# Stored data entries:
==============================

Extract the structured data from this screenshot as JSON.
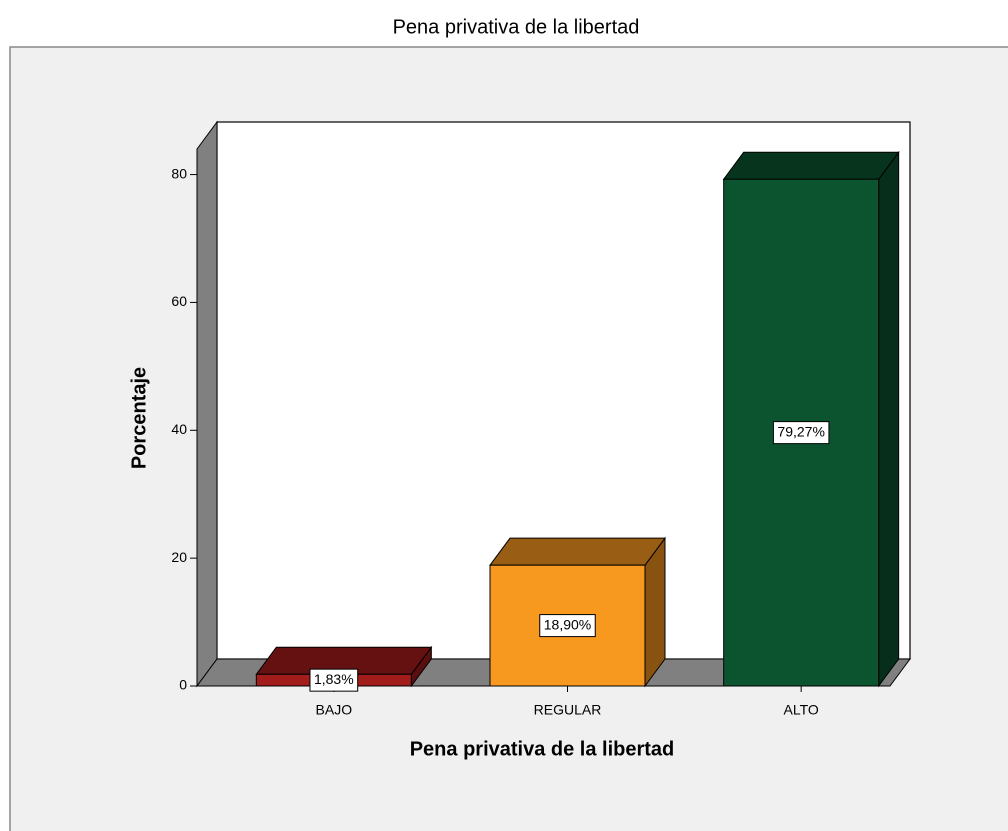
{
  "chart_data": {
    "type": "bar3d",
    "title": "Pena privativa de la libertad",
    "x_label": "Pena privativa de la libertad",
    "y_label": "Porcentaje",
    "categories": [
      "BAJO",
      "REGULAR",
      "ALTO"
    ],
    "values": [
      1.83,
      18.9,
      79.27
    ],
    "value_labels": [
      "1,83%",
      "18,90%",
      "79,27%"
    ],
    "colors": [
      "#a31c1c",
      "#f7981f",
      "#0c5430"
    ],
    "ylim": [
      0,
      84
    ],
    "yticks": [
      0,
      20,
      40,
      60,
      80
    ]
  }
}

==============================

# WHAT THE TASK ASKS:
Make an exact copy of all the material, but keep the pictures out of it.

# ANSWER TO THE EXERCISE:
Extract the structured data from this screenshot as JSON.
{
  "chart_data": {
    "type": "bar3d",
    "title": "Pena privativa de la libertad",
    "x_label": "Pena privativa de la libertad",
    "y_label": "Porcentaje",
    "categories": [
      "BAJO",
      "REGULAR",
      "ALTO"
    ],
    "values": [
      1.83,
      18.9,
      79.27
    ],
    "value_labels": [
      "1,83%",
      "18,90%",
      "79,27%"
    ],
    "colors": [
      "#a31c1c",
      "#f7981f",
      "#0c5430"
    ],
    "ylim": [
      0,
      84
    ],
    "yticks": [
      0,
      20,
      40,
      60,
      80
    ]
  }
}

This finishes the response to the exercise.